▶ _GOAL OF THE EXERCISE_:
Every line containing the word "Processing" needs to be found and copied.

Dataset excerpts
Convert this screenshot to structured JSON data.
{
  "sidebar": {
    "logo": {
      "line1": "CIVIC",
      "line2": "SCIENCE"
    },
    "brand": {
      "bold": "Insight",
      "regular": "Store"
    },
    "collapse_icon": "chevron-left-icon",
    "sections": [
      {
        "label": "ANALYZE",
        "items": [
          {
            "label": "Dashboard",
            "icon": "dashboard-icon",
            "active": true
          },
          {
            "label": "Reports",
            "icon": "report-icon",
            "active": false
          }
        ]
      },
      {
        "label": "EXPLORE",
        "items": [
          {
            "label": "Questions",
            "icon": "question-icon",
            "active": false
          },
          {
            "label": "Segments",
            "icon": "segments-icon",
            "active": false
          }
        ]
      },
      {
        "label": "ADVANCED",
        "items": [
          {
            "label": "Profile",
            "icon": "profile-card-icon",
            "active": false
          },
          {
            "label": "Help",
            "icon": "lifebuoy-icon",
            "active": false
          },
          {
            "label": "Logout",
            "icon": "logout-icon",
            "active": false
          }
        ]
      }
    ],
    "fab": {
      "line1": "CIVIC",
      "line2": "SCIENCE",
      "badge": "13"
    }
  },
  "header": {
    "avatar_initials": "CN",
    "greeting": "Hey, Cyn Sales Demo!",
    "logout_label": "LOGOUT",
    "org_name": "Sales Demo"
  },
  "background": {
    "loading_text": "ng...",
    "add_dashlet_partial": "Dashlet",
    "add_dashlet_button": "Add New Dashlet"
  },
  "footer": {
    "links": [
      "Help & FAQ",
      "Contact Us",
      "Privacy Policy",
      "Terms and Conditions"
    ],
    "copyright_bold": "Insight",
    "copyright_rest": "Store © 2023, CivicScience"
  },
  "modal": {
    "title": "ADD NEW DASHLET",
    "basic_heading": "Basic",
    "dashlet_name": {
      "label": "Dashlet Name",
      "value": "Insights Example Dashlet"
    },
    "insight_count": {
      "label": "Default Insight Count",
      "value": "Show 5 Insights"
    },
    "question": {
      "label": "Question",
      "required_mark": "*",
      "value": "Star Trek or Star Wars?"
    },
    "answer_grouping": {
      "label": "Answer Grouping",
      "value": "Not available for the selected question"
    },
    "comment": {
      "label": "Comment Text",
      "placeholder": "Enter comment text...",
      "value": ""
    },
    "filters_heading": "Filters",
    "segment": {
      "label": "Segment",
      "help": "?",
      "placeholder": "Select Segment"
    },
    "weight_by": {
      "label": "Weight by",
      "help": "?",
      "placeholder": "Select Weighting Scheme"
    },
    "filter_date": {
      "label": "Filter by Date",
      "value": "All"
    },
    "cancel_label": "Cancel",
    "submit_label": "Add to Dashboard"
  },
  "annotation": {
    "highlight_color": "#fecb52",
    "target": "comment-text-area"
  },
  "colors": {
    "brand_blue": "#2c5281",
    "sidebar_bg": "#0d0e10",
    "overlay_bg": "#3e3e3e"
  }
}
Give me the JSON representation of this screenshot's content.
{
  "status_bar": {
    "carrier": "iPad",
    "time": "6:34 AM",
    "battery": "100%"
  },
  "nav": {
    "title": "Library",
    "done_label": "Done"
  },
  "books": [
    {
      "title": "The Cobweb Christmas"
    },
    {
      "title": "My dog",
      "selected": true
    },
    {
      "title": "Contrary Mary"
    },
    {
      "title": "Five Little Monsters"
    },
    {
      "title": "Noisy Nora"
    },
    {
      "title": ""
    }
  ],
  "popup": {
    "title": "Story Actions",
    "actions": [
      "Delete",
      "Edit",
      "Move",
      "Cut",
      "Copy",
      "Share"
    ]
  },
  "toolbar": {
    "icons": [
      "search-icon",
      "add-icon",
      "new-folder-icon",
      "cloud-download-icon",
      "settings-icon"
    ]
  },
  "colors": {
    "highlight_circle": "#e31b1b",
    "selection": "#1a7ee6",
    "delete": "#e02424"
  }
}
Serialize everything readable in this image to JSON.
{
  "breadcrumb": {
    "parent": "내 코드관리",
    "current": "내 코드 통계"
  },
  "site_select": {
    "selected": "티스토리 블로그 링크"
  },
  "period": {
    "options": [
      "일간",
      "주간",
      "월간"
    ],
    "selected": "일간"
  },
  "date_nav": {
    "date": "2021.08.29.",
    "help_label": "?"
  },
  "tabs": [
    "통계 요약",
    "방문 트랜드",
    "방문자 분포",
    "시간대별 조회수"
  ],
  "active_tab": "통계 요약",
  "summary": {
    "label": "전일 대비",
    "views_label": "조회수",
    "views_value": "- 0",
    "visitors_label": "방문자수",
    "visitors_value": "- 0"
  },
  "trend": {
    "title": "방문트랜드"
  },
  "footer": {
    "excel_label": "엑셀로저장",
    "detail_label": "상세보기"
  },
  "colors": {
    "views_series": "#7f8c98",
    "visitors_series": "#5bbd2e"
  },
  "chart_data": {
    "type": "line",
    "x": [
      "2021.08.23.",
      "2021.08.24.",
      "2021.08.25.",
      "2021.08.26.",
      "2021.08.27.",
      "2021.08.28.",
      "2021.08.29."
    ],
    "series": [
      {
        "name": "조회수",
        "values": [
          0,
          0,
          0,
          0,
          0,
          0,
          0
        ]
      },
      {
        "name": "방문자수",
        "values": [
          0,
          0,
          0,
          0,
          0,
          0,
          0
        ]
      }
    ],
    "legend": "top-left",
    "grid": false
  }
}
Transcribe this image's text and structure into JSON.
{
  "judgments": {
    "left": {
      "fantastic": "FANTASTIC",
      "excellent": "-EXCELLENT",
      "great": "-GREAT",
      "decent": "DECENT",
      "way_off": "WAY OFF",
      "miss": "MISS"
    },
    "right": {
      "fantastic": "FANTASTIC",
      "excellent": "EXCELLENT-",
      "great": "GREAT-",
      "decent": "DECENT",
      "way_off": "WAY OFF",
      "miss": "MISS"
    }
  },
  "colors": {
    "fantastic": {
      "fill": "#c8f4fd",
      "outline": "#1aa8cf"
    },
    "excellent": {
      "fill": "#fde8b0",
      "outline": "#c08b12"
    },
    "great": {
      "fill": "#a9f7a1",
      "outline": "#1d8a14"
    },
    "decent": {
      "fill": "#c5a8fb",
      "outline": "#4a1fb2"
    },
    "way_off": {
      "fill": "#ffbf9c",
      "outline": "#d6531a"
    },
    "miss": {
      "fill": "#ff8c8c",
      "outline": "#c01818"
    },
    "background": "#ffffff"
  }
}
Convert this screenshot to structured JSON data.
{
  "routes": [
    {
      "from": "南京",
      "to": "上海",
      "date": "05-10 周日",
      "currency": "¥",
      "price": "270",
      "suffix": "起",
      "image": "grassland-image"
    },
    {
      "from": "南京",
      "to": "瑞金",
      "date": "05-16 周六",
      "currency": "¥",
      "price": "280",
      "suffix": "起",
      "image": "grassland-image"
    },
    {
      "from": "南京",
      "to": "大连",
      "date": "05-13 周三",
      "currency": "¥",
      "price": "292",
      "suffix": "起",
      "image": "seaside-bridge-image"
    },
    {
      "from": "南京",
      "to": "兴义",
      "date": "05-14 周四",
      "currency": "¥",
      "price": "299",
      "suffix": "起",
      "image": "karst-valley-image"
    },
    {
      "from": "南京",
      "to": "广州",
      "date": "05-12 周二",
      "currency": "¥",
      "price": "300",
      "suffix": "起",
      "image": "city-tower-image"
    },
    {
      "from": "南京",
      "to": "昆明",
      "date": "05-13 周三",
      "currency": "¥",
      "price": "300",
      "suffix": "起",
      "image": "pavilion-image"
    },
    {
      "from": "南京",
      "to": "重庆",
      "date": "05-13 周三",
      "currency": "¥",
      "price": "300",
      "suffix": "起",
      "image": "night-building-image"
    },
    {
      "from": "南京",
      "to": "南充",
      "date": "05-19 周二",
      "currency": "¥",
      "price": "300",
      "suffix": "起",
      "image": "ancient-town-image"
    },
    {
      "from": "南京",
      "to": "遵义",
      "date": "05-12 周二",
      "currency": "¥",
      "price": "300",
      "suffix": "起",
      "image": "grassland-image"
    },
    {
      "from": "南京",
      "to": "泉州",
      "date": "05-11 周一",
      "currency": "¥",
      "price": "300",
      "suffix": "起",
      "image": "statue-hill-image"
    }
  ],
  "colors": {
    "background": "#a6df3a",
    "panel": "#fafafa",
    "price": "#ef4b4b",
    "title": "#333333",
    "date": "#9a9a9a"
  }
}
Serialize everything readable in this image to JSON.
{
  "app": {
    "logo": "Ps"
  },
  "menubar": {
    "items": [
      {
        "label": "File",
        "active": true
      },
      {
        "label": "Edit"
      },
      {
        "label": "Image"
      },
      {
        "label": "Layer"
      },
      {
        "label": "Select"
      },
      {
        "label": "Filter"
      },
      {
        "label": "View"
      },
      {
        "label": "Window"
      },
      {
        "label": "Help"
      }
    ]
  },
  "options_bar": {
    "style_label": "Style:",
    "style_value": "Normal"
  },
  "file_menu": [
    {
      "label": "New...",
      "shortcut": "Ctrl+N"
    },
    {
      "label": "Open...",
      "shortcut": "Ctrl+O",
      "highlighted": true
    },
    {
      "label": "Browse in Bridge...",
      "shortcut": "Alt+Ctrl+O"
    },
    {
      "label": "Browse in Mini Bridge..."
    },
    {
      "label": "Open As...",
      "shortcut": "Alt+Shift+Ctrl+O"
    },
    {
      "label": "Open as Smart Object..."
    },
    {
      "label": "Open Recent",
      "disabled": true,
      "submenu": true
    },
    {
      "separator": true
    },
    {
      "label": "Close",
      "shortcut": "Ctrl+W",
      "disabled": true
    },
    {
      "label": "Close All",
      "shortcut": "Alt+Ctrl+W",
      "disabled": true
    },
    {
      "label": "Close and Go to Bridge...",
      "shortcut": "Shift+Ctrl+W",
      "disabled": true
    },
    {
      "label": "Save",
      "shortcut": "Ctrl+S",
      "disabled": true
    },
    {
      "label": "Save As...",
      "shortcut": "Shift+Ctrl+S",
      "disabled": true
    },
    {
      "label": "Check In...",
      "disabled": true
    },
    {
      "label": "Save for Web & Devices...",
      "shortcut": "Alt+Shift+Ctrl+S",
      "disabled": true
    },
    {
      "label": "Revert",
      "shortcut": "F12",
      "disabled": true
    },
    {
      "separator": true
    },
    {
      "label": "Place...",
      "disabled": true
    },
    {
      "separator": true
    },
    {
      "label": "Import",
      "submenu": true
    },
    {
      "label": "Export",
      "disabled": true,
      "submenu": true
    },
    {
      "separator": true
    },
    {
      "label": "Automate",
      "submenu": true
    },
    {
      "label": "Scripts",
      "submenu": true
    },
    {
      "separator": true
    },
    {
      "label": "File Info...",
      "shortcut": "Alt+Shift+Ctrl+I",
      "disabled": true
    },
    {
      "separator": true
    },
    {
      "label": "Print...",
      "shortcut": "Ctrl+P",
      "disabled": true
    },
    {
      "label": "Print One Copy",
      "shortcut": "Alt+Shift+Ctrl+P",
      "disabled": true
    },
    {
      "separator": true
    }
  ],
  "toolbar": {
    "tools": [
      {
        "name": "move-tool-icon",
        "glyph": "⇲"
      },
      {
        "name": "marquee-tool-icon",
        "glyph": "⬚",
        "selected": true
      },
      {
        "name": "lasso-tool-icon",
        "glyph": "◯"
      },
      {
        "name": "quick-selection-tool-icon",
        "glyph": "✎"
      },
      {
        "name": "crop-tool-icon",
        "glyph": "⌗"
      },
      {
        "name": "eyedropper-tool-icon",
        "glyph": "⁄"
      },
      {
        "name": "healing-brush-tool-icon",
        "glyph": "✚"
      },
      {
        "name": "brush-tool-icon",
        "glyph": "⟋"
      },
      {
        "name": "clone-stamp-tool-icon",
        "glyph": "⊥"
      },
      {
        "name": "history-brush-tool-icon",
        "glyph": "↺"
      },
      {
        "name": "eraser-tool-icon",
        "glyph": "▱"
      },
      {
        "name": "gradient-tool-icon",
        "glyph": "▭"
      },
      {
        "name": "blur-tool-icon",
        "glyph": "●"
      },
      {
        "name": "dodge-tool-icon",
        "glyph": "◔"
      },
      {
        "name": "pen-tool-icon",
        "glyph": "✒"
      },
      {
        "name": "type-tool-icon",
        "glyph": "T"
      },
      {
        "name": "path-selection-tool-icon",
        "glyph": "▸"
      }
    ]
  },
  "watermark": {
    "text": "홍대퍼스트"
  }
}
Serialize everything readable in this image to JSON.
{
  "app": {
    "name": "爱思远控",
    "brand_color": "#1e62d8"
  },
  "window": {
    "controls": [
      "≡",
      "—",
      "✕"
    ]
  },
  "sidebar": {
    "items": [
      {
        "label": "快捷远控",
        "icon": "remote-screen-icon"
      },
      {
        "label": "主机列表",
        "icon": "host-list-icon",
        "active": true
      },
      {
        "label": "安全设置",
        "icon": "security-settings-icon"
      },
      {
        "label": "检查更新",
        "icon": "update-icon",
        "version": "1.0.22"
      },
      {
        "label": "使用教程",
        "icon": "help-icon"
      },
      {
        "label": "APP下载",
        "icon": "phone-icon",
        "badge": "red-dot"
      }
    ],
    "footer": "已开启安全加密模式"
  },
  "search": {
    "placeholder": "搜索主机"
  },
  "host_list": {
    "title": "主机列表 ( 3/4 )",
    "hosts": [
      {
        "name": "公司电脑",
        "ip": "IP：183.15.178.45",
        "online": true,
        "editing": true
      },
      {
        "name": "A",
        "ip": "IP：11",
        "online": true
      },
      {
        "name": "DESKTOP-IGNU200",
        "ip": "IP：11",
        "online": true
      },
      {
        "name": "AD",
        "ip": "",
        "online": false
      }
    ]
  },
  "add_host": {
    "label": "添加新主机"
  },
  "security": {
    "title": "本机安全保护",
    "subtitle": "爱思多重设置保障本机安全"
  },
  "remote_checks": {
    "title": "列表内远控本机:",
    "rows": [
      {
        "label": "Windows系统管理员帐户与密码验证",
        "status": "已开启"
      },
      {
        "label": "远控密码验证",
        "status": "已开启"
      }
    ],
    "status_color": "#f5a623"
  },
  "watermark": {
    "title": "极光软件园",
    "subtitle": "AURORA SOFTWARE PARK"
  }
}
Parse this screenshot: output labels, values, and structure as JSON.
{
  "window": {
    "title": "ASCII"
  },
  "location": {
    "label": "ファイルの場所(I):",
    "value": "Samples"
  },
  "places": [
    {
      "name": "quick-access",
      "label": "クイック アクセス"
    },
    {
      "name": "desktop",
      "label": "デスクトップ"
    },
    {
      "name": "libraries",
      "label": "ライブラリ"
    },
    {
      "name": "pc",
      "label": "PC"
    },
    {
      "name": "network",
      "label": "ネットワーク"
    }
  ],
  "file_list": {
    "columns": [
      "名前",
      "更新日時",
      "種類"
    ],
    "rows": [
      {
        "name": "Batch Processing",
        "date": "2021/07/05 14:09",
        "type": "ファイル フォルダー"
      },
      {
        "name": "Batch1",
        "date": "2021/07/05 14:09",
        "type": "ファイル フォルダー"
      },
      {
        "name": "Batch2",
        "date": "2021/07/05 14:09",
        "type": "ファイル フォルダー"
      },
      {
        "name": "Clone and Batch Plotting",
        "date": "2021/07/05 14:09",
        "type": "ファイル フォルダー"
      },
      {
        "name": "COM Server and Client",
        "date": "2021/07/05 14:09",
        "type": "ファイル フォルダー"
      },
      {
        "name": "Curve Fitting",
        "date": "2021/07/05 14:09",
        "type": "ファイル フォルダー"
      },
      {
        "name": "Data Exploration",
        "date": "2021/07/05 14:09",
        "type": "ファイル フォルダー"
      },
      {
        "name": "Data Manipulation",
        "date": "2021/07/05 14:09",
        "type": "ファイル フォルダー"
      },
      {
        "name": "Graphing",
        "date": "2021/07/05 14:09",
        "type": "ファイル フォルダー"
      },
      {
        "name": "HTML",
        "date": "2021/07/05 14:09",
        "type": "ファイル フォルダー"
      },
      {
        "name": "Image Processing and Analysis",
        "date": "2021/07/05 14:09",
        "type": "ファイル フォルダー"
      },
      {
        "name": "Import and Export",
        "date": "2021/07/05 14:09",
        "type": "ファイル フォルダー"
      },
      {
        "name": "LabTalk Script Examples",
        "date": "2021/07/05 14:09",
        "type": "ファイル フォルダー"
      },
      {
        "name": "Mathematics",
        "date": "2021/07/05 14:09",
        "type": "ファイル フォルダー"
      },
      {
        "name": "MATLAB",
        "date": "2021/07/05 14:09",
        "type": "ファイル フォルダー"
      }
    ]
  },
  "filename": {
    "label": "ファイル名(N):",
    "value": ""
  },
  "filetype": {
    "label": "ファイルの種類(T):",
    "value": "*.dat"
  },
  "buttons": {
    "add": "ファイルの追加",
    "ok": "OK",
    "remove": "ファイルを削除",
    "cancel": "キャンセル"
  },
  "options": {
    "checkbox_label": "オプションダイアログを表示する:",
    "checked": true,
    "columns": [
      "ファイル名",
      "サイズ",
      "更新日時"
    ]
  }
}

▶ _RESULT OF THIS TASK_:
        "name": "Batch Processing",
        "name": "Image Processing and Analysis",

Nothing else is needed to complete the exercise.